(Exercise details): Every line containing the word "Sunday" needs to be found and copied.

(Excerpted records):

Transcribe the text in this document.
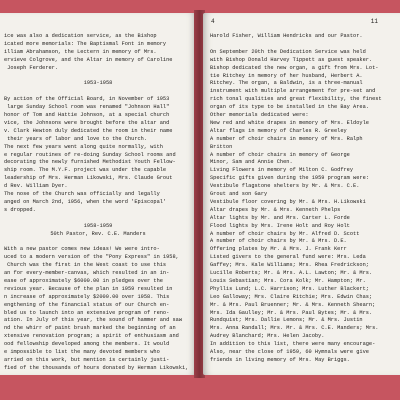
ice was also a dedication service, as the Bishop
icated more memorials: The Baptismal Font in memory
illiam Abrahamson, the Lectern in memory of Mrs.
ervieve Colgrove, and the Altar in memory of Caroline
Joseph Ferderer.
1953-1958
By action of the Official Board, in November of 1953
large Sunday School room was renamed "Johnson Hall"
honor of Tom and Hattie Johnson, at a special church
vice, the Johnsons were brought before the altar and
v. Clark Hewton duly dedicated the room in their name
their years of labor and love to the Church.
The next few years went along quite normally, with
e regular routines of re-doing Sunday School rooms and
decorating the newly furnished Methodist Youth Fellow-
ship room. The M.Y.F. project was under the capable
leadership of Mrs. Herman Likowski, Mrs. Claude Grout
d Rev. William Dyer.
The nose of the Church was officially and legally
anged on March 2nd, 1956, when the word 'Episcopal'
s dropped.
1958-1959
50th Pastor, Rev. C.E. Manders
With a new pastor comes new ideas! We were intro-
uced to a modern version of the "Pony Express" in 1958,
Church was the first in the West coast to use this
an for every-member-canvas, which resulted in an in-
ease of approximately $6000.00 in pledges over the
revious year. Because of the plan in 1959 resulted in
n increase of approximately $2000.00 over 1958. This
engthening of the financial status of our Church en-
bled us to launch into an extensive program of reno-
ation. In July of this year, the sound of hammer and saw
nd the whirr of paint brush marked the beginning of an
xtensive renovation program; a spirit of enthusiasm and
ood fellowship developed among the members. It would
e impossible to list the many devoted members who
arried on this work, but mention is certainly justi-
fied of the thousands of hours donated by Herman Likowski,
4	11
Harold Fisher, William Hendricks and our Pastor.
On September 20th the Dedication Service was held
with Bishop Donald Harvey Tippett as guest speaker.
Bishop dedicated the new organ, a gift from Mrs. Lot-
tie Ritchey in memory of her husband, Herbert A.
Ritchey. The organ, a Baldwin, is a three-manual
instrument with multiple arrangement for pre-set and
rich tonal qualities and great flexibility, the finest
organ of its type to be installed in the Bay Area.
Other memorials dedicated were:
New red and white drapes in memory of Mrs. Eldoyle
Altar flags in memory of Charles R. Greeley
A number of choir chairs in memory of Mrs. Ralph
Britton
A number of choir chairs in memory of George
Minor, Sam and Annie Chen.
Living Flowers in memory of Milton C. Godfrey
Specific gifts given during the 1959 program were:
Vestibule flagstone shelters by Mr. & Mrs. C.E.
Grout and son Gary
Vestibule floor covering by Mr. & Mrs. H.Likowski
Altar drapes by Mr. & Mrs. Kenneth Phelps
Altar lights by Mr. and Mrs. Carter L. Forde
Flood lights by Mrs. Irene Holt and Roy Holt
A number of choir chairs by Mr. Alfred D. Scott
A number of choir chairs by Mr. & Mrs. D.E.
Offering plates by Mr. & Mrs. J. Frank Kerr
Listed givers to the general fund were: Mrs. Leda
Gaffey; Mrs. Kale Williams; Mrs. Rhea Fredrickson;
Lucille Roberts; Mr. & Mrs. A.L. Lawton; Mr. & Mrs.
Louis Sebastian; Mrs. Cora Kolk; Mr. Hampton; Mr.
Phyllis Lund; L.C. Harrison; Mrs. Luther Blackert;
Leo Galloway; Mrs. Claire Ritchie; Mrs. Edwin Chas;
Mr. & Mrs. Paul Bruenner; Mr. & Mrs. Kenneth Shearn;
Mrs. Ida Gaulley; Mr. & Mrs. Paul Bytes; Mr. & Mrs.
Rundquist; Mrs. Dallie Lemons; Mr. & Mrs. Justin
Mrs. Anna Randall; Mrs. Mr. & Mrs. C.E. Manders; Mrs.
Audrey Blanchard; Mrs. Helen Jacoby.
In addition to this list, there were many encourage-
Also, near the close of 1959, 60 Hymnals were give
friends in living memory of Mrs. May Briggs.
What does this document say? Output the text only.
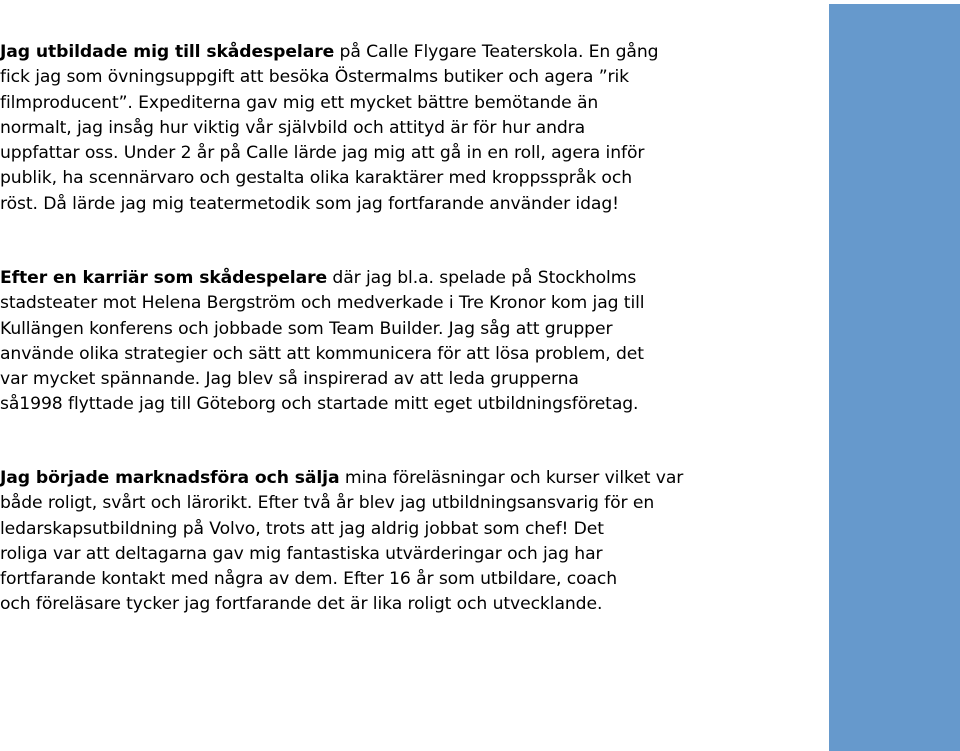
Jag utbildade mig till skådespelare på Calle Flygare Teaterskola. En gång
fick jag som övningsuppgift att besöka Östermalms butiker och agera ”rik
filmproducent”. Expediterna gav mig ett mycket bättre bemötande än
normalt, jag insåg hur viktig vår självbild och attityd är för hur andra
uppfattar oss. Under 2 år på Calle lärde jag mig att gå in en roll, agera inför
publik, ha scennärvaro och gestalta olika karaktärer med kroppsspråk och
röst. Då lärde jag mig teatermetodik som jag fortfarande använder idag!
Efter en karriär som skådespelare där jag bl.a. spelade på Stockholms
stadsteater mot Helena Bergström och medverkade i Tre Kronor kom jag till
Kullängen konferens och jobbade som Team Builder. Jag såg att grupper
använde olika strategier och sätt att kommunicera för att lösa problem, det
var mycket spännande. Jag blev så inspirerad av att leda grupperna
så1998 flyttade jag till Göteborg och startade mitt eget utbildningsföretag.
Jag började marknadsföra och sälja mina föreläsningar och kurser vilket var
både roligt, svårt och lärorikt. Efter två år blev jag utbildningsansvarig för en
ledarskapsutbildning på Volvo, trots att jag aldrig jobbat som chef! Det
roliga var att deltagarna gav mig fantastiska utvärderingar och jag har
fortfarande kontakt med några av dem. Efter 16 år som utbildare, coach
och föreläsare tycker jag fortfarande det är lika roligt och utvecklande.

(Exercise output):
large Sunday School room was renamed "Johnson Hall"
e regular routines of re-doing Sunday School rooms and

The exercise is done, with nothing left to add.